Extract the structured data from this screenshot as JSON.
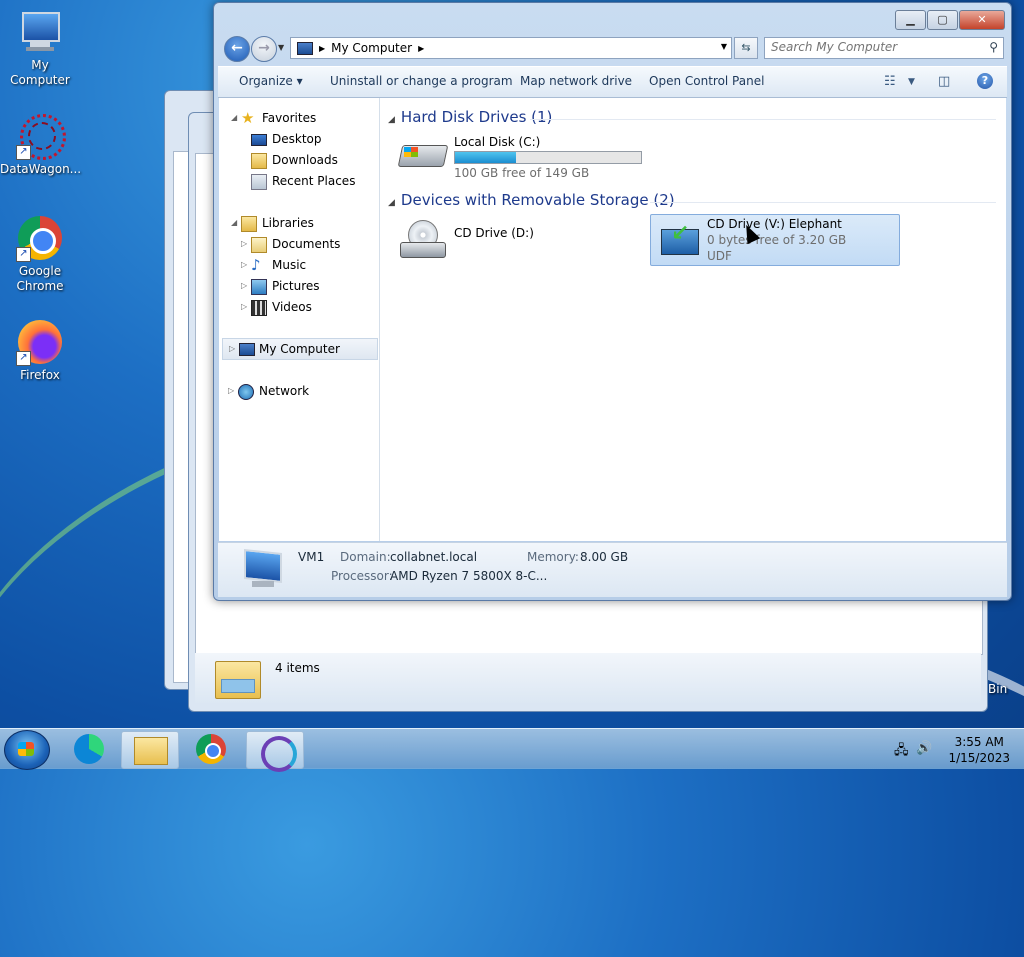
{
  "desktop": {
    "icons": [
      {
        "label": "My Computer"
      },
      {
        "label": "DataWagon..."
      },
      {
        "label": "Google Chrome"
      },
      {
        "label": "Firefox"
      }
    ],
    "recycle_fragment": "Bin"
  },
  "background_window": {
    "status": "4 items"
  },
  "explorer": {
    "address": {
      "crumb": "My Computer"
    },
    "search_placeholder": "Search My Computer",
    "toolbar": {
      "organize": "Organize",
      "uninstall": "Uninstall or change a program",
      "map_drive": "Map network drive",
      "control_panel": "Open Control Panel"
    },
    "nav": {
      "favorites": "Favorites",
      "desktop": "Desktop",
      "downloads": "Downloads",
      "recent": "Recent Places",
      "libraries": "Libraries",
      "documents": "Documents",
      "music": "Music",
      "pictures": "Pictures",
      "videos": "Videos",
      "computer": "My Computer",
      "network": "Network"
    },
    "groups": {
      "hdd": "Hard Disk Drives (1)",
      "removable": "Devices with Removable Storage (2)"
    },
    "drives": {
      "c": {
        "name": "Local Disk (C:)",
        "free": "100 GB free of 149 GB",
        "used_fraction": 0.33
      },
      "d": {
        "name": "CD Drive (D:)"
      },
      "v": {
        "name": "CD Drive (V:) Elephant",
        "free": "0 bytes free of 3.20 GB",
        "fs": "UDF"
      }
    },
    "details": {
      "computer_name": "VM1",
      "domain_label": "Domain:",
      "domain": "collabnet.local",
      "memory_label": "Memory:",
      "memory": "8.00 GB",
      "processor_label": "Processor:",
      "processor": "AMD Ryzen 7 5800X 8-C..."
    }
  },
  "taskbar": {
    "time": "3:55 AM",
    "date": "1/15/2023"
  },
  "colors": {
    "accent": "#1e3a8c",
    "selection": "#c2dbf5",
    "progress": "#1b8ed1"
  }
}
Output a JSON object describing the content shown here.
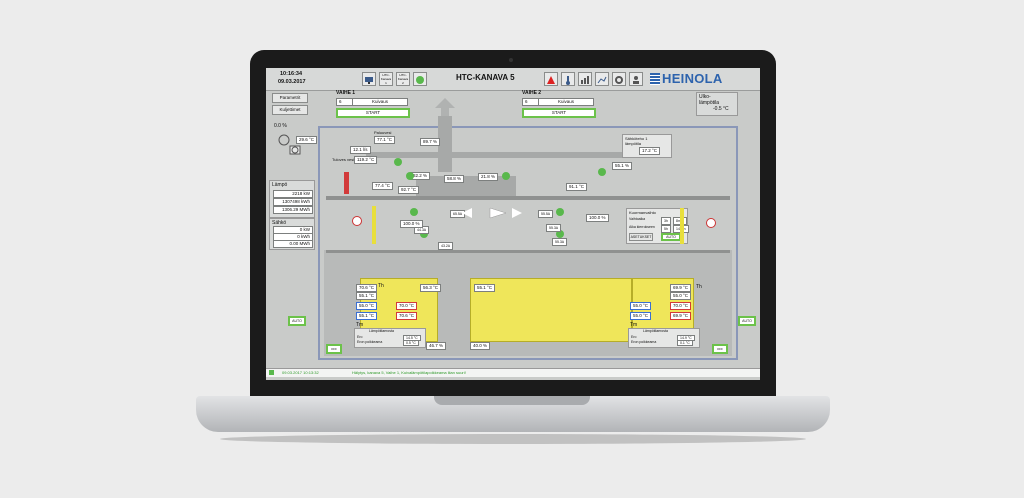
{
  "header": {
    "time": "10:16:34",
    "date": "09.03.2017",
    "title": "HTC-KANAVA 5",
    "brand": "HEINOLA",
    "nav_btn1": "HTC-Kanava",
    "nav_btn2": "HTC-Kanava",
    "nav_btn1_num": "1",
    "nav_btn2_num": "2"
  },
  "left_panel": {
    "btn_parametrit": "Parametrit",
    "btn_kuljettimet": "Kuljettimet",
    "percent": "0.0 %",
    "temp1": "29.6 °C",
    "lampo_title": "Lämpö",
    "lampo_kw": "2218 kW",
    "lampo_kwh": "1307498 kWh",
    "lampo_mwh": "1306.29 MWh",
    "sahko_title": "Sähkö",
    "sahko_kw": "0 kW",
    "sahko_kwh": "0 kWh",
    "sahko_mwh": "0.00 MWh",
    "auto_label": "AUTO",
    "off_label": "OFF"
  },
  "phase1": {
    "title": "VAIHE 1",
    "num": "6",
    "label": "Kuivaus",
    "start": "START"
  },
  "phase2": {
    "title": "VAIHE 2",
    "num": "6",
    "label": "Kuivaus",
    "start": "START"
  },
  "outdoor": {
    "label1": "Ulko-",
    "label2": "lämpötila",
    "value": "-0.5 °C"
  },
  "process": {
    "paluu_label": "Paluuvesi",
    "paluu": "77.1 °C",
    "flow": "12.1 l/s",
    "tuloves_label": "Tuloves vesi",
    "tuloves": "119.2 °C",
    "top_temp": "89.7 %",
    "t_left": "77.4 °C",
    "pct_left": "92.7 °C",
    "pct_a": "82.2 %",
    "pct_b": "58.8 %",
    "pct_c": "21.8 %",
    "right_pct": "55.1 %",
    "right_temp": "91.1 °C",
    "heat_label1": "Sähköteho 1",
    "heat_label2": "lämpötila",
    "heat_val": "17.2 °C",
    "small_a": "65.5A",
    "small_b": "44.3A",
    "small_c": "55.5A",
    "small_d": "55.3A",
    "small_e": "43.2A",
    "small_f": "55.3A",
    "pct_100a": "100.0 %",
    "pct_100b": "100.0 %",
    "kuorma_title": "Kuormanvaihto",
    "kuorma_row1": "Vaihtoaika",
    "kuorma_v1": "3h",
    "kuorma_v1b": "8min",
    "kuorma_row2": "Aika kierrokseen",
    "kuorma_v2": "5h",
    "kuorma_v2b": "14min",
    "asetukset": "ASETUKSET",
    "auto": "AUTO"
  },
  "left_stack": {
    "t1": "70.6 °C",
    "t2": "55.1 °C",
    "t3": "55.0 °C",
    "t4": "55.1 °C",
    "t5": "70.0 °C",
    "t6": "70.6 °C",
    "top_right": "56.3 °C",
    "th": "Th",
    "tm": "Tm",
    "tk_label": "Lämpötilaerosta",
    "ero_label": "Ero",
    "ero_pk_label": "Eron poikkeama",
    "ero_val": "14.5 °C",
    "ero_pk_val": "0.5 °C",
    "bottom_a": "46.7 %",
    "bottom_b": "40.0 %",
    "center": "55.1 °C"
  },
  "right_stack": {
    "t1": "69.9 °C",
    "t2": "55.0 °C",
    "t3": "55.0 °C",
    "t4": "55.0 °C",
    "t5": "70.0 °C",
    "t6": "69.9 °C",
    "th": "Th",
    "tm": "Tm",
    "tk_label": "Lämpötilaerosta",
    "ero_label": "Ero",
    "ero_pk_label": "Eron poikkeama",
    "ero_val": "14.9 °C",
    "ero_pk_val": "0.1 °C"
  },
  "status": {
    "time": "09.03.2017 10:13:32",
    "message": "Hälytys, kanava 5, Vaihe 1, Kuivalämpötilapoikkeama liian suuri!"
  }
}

> Work to do
Reproduce every line of the material precisely, omitting its pictures.

> Complete output
Extract the structured data from this screenshot as JSON.
{
  "desktop": {
    "icons": [
      {
        "label": "My Computer"
      },
      {
        "label": "DataWagon..."
      },
      {
        "label": "Google Chrome"
      },
      {
        "label": "Firefox"
      }
    ],
    "recycle_fragment": "Bin"
  },
  "background_window": {
    "status": "4 items"
  },
  "explorer": {
    "address": {
      "crumb": "My Computer"
    },
    "search_placeholder": "Search My Computer",
    "toolbar": {
      "organize": "Organize",
      "uninstall": "Uninstall or change a program",
      "map_drive": "Map network drive",
      "control_panel": "Open Control Panel"
    },
    "nav": {
      "favorites": "Favorites",
      "desktop": "Desktop",
      "downloads": "Downloads",
      "recent": "Recent Places",
      "libraries": "Libraries",
      "documents": "Documents",
      "music": "Music",
      "pictures": "Pictures",
      "videos": "Videos",
      "computer": "My Computer",
      "network": "Network"
    },
    "groups": {
      "hdd": "Hard Disk Drives (1)",
      "removable": "Devices with Removable Storage (2)"
    },
    "drives": {
      "c": {
        "name": "Local Disk (C:)",
        "free": "100 GB free of 149 GB",
        "used_fraction": 0.33
      },
      "d": {
        "name": "CD Drive (D:)"
      },
      "v": {
        "name": "CD Drive (V:) Elephant",
        "free": "0 bytes free of 3.20 GB",
        "fs": "UDF"
      }
    },
    "details": {
      "computer_name": "VM1",
      "domain_label": "Domain:",
      "domain": "collabnet.local",
      "memory_label": "Memory:",
      "memory": "8.00 GB",
      "processor_label": "Processor:",
      "processor": "AMD Ryzen 7 5800X 8-C..."
    }
  },
  "taskbar": {
    "time": "3:55 AM",
    "date": "1/15/2023"
  },
  "colors": {
    "accent": "#1e3a8c",
    "selection": "#c2dbf5",
    "progress": "#1b8ed1"
  }
}
Output a JSON object describing the content shown here.
{
  "header": {
    "time": "10:16:34",
    "date": "09.03.2017",
    "title": "HTC-KANAVA 5",
    "brand": "HEINOLA",
    "nav_btn1": "HTC-Kanava",
    "nav_btn2": "HTC-Kanava",
    "nav_btn1_num": "1",
    "nav_btn2_num": "2"
  },
  "left_panel": {
    "btn_parametrit": "Parametrit",
    "btn_kuljettimet": "Kuljettimet",
    "percent": "0.0 %",
    "temp1": "29.6 °C",
    "lampo_title": "Lämpö",
    "lampo_kw": "2218 kW",
    "lampo_kwh": "1307498 kWh",
    "lampo_mwh": "1306.29 MWh",
    "sahko_title": "Sähkö",
    "sahko_kw": "0 kW",
    "sahko_kwh": "0 kWh",
    "sahko_mwh": "0.00 MWh",
    "auto_label": "AUTO",
    "off_label": "OFF"
  },
  "phase1": {
    "title": "VAIHE 1",
    "num": "6",
    "label": "Kuivaus",
    "start": "START"
  },
  "phase2": {
    "title": "VAIHE 2",
    "num": "6",
    "label": "Kuivaus",
    "start": "START"
  },
  "outdoor": {
    "label1": "Ulko-",
    "label2": "lämpötila",
    "value": "-0.5 °C"
  },
  "process": {
    "paluu_label": "Paluuvesi",
    "paluu": "77.1 °C",
    "flow": "12.1 l/s",
    "tuloves_label": "Tuloves vesi",
    "tuloves": "119.2 °C",
    "top_temp": "89.7 %",
    "t_left": "77.4 °C",
    "pct_left": "92.7 °C",
    "pct_a": "82.2 %",
    "pct_b": "58.8 %",
    "pct_c": "21.8 %",
    "right_pct": "55.1 %",
    "right_temp": "91.1 °C",
    "heat_label1": "Sähköteho 1",
    "heat_label2": "lämpötila",
    "heat_val": "17.2 °C",
    "small_a": "65.5A",
    "small_b": "44.3A",
    "small_c": "55.5A",
    "small_d": "55.3A",
    "small_e": "43.2A",
    "small_f": "55.3A",
    "pct_100a": "100.0 %",
    "pct_100b": "100.0 %",
    "kuorma_title": "Kuormanvaihto",
    "kuorma_row1": "Vaihtoaika",
    "kuorma_v1": "3h",
    "kuorma_v1b": "8min",
    "kuorma_row2": "Aika kierrokseen",
    "kuorma_v2": "5h",
    "kuorma_v2b": "14min",
    "asetukset": "ASETUKSET",
    "auto": "AUTO"
  },
  "left_stack": {
    "t1": "70.6 °C",
    "t2": "55.1 °C",
    "t3": "55.0 °C",
    "t4": "55.1 °C",
    "t5": "70.0 °C",
    "t6": "70.6 °C",
    "top_right": "56.3 °C",
    "th": "Th",
    "tm": "Tm",
    "tk_label": "Lämpötilaerosta",
    "ero_label": "Ero",
    "ero_pk_label": "Eron poikkeama",
    "ero_val": "14.5 °C",
    "ero_pk_val": "0.5 °C",
    "bottom_a": "46.7 %",
    "bottom_b": "40.0 %",
    "center": "55.1 °C"
  },
  "right_stack": {
    "t1": "69.9 °C",
    "t2": "55.0 °C",
    "t3": "55.0 °C",
    "t4": "55.0 °C",
    "t5": "70.0 °C",
    "t6": "69.9 °C",
    "th": "Th",
    "tm": "Tm",
    "tk_label": "Lämpötilaerosta",
    "ero_label": "Ero",
    "ero_pk_label": "Eron poikkeama",
    "ero_val": "14.9 °C",
    "ero_pk_val": "0.1 °C"
  },
  "status": {
    "time": "09.03.2017 10:13:32",
    "message": "Hälytys, kanava 5, Vaihe 1, Kuivalämpötilapoikkeama liian suuri!"
  }
}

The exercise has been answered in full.